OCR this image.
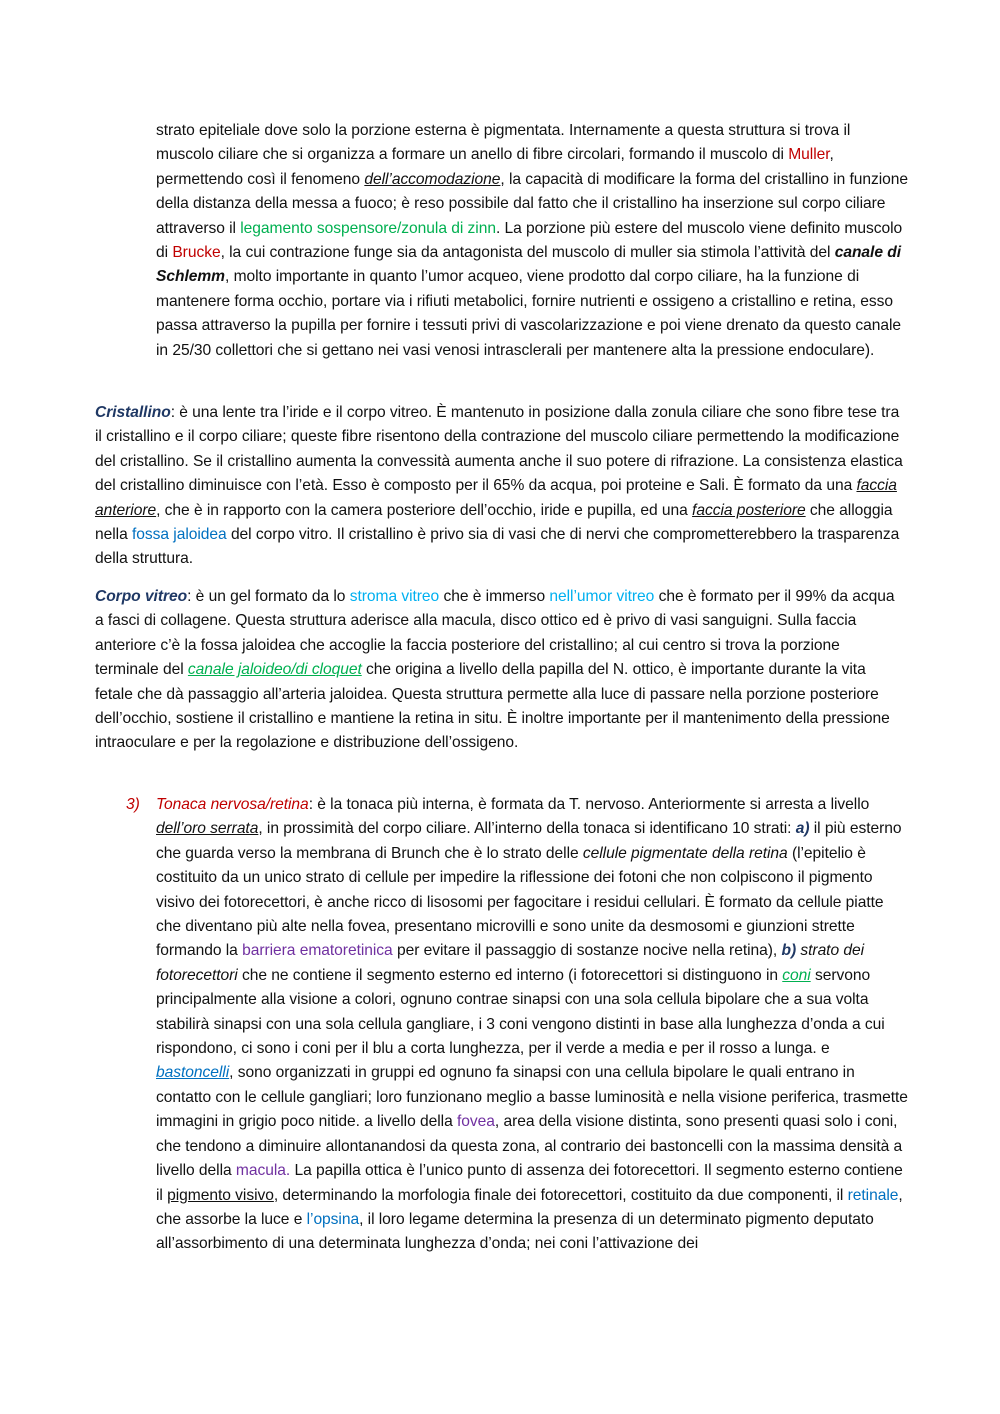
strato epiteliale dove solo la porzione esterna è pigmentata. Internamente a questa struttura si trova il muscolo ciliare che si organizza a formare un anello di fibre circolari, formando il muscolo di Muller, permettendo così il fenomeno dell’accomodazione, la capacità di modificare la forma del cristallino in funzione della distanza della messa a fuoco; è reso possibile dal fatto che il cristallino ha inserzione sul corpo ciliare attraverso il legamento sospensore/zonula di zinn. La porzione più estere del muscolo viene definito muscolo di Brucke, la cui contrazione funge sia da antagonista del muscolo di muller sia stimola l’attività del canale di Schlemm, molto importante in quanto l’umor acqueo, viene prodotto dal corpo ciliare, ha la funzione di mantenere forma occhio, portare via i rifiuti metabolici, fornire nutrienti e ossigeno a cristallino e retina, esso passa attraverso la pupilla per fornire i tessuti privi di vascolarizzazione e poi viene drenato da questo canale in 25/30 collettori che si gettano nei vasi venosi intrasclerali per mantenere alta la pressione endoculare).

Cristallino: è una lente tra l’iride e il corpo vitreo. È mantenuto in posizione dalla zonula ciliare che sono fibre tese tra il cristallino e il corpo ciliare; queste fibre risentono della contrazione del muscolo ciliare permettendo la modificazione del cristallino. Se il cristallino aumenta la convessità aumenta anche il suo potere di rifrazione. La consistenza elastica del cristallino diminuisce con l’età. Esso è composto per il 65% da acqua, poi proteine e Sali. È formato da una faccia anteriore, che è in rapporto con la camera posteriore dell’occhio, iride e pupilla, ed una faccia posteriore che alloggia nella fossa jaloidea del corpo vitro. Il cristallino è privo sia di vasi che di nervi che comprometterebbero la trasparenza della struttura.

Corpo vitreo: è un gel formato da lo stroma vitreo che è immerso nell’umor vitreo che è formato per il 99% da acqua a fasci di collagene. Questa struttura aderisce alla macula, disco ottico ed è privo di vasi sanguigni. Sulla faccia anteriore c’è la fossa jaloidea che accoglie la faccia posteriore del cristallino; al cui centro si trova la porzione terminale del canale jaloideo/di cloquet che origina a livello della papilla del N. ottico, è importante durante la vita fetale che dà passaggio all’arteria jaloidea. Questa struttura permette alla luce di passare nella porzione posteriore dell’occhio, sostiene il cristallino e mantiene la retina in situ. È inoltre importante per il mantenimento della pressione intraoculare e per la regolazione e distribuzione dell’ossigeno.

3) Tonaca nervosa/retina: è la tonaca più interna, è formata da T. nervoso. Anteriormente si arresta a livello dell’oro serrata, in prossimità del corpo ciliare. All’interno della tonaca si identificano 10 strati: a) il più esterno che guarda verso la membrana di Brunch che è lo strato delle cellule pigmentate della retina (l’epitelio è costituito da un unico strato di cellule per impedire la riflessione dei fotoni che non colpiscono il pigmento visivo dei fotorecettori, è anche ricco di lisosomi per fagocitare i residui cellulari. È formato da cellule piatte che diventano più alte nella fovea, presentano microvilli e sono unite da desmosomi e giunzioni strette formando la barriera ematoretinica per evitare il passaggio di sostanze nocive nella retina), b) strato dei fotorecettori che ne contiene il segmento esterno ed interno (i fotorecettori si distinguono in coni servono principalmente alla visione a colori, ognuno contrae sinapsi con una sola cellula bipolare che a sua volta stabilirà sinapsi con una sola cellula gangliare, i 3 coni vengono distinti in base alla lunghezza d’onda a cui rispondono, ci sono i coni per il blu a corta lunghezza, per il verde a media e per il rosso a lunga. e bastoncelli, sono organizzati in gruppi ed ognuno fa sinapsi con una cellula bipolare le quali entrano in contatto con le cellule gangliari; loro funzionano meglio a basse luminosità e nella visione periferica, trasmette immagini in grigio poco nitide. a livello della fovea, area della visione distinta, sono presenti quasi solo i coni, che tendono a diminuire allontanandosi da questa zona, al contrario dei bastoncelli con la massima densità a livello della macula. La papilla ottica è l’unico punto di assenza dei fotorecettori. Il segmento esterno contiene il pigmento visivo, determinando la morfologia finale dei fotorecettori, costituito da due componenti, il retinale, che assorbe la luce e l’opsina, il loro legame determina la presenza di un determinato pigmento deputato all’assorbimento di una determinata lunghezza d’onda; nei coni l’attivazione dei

........

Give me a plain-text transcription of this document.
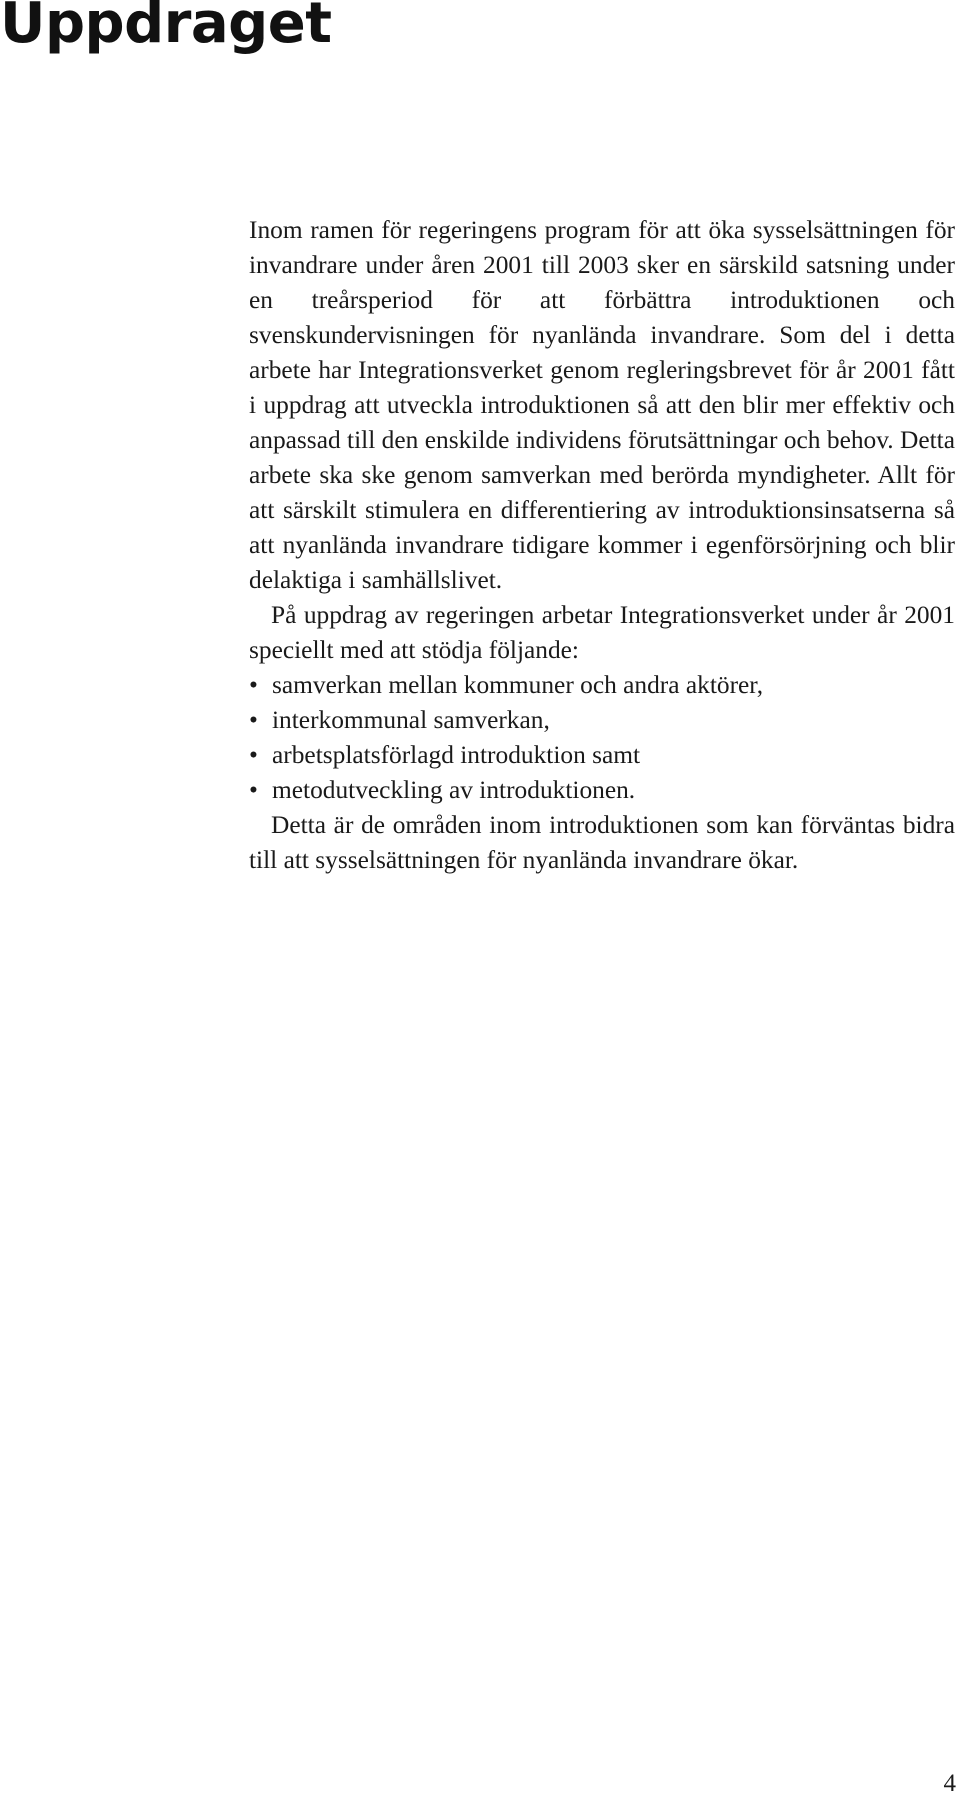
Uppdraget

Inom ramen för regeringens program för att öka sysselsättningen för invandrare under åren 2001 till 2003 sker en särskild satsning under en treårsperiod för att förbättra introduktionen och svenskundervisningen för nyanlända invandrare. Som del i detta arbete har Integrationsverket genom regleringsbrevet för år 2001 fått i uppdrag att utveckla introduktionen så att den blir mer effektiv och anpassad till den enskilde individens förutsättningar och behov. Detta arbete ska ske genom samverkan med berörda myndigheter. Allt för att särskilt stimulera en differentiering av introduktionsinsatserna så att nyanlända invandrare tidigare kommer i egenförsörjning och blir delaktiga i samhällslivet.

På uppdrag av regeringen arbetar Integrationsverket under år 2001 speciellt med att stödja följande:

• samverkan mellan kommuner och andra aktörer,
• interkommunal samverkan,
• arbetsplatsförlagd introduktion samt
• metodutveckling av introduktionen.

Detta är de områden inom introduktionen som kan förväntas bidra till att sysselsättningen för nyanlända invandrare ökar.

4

........

● **ACTIVITY**: The lines to copy are those in the records above containing the word "Detta".

● **ANSWER TO THIS EXERCISE**:
Inom ramen för regeringens program för att öka sysselsättningen för invandrare under åren 2001 till 2003 sker en särskild satsning under en treårsperiod för att förbättra introduktionen och svenskundervisningen för nyanlända invandrare. Som del i detta arbete har Integrationsverket genom regleringsbrevet för år 2001 fått i uppdrag att utveckla introduktionen så att den blir mer effektiv och anpassad till den enskilde individens förutsättningar och behov. Detta arbete ska ske genom samverkan med berörda myndigheter. Allt för att särskilt stimulera en differentiering av introduktionsinsatserna så att nyanlända invandrare tidigare kommer i egenförsörjning och blir delaktiga i samhällslivet.
Detta är de områden inom introduktionen som kan förväntas bidra till att sysselsättningen för nyanlända invandrare ökar.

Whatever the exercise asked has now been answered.